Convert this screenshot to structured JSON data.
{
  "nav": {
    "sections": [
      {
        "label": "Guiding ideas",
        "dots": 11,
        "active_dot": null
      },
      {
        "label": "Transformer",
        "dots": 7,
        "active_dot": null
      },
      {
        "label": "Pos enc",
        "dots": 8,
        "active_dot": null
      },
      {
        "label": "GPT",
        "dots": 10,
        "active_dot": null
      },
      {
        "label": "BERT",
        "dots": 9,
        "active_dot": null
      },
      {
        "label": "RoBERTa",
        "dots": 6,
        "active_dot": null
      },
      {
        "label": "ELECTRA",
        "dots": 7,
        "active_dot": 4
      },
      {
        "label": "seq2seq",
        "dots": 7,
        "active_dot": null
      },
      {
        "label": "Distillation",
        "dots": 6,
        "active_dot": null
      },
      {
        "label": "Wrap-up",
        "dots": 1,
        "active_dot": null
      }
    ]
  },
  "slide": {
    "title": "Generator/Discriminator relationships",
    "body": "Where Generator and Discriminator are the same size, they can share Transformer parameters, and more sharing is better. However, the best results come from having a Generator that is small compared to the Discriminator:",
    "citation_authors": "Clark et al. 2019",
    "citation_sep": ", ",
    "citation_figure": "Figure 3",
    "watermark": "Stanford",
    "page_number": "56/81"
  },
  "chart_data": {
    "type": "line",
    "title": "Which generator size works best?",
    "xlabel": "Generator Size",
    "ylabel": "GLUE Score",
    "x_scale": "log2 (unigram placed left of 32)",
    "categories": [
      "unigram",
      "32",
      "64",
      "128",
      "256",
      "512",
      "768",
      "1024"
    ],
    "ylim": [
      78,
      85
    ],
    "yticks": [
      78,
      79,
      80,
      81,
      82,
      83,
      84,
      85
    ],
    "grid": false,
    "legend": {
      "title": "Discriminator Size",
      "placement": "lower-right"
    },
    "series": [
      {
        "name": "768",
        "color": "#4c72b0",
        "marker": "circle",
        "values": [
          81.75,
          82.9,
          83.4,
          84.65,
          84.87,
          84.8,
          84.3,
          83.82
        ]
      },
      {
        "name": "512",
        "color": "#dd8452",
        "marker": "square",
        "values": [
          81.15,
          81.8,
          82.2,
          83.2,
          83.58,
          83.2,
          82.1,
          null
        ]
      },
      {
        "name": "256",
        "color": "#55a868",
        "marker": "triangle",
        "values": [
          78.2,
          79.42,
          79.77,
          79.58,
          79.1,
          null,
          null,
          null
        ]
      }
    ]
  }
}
****************************************
What this task involves:
Give the number of lines in the entries above that include the string "dots". No other output is expected.

Exercise result:
10